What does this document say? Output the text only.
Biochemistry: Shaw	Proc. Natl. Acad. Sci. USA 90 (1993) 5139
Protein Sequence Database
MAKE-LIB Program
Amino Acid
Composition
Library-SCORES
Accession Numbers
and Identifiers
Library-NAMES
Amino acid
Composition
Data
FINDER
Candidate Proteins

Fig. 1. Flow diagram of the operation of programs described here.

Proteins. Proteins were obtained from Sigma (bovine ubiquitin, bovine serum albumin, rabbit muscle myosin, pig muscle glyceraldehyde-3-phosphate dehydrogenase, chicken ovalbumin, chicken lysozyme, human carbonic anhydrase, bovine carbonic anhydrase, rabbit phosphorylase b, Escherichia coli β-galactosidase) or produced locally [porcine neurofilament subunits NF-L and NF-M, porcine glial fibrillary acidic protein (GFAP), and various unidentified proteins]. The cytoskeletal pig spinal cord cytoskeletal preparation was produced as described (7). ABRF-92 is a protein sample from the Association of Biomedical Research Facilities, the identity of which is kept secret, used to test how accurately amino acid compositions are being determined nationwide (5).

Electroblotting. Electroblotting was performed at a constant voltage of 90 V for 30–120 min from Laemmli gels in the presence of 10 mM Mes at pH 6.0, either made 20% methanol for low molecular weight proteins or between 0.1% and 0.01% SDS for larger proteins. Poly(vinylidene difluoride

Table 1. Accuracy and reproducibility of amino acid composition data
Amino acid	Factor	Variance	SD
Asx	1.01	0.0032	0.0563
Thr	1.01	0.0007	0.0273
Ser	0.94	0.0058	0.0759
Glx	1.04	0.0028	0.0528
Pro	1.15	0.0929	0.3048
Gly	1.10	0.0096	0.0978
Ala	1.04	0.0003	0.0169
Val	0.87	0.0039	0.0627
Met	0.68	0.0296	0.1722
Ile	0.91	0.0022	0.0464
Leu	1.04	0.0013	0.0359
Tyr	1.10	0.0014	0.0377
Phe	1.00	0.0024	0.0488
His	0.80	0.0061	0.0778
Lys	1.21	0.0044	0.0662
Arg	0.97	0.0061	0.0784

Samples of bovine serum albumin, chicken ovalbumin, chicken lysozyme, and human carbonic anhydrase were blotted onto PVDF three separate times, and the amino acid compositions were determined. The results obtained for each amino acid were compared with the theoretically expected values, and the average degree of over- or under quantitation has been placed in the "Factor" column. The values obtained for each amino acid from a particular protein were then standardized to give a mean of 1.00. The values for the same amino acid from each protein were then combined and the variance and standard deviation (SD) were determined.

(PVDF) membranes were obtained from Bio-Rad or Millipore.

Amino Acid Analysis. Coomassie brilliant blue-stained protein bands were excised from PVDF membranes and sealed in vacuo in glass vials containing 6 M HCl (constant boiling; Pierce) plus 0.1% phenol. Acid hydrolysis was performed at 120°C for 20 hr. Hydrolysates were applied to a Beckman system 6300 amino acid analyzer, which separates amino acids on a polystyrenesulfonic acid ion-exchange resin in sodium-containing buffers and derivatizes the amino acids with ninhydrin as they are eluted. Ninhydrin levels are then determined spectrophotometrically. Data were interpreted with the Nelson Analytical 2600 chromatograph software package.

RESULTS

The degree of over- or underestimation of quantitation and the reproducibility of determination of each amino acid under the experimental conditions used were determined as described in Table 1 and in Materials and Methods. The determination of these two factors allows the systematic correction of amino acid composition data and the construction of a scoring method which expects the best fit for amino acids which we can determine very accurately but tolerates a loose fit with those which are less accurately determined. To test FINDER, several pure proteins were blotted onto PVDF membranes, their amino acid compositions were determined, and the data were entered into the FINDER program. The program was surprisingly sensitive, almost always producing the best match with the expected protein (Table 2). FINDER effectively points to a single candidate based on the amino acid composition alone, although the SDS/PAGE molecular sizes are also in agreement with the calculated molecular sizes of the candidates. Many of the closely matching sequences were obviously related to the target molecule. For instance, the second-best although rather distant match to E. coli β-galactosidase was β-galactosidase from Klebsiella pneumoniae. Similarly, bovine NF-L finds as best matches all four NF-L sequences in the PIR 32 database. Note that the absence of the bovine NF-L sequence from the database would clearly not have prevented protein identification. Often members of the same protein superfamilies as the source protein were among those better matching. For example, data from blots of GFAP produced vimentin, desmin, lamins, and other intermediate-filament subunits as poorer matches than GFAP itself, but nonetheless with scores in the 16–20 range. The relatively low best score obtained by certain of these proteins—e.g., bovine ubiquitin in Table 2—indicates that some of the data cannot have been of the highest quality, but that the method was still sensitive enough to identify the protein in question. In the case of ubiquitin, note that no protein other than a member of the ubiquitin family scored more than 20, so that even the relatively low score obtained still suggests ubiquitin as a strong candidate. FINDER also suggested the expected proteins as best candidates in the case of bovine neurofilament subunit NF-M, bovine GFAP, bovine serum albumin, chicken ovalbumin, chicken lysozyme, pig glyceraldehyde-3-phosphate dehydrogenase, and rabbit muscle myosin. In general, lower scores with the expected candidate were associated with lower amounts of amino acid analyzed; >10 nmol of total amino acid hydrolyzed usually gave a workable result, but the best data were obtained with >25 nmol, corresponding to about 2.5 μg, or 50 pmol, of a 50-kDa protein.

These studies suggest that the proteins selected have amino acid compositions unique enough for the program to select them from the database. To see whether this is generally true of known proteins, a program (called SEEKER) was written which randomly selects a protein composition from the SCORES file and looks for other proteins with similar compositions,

┄┄┄┄┄┄

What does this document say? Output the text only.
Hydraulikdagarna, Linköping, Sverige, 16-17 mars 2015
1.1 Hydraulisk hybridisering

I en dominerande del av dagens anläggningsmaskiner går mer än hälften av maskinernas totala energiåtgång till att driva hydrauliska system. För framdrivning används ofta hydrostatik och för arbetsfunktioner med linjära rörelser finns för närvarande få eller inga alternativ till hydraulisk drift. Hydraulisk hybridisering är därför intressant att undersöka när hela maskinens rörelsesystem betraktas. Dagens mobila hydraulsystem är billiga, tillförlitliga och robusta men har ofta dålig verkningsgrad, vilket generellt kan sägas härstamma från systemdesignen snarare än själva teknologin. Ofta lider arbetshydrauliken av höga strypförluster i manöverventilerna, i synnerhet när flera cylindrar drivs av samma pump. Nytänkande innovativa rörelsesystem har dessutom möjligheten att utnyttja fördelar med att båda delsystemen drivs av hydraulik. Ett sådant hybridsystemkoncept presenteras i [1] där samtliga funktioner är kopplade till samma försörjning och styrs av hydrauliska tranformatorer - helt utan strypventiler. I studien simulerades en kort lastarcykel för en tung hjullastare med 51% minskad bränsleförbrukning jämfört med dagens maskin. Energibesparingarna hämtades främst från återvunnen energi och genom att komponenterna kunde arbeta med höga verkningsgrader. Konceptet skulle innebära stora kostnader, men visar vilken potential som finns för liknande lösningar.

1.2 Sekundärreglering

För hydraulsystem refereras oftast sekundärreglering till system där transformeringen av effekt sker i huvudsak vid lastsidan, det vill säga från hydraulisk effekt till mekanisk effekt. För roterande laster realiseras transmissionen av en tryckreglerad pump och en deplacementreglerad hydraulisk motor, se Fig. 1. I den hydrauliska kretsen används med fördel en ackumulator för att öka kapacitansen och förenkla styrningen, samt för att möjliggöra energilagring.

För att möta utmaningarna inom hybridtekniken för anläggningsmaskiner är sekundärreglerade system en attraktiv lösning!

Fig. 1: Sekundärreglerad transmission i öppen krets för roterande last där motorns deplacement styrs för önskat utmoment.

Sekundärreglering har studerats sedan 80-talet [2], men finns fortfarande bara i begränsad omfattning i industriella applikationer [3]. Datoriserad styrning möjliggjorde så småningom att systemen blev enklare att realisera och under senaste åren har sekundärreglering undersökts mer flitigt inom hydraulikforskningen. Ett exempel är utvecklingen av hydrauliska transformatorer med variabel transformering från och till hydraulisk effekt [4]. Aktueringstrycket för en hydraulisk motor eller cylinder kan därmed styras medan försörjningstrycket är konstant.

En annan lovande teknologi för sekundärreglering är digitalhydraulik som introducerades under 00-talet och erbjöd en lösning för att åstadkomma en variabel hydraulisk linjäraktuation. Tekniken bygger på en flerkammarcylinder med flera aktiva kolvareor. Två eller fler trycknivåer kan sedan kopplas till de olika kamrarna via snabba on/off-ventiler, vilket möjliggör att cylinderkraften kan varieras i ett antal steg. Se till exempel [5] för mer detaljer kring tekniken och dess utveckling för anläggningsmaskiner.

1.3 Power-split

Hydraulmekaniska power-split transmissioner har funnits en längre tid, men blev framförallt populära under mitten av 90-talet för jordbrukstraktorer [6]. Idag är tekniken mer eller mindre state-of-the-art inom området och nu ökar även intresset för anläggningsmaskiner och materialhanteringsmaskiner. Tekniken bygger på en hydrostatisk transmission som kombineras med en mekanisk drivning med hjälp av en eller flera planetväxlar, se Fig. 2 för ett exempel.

┄┄┄┄┄┄

Task directions: Could you return all lines from the records that include the word "roterande"?

Output of the task:
För hydraulsystem refereras oftast sekundärreglering till system där transformeringen av effekt sker i huvudsak vid lastsidan, det vill säga från hydraulisk effekt till mekanisk effekt. För roterande laster realiseras transmissionen av en tryckreglerad pump och en deplacementreglerad hydraulisk motor, se Fig. 1. I den hydrauliska kretsen används med fördel en ackumulator för att öka kapacitansen och förenkla styrningen, samt för att möjliggöra energilagring.
Fig. 1: Sekundärreglerad transmission i öppen krets för roterande last där motorns deplacement styrs för önskat utmoment.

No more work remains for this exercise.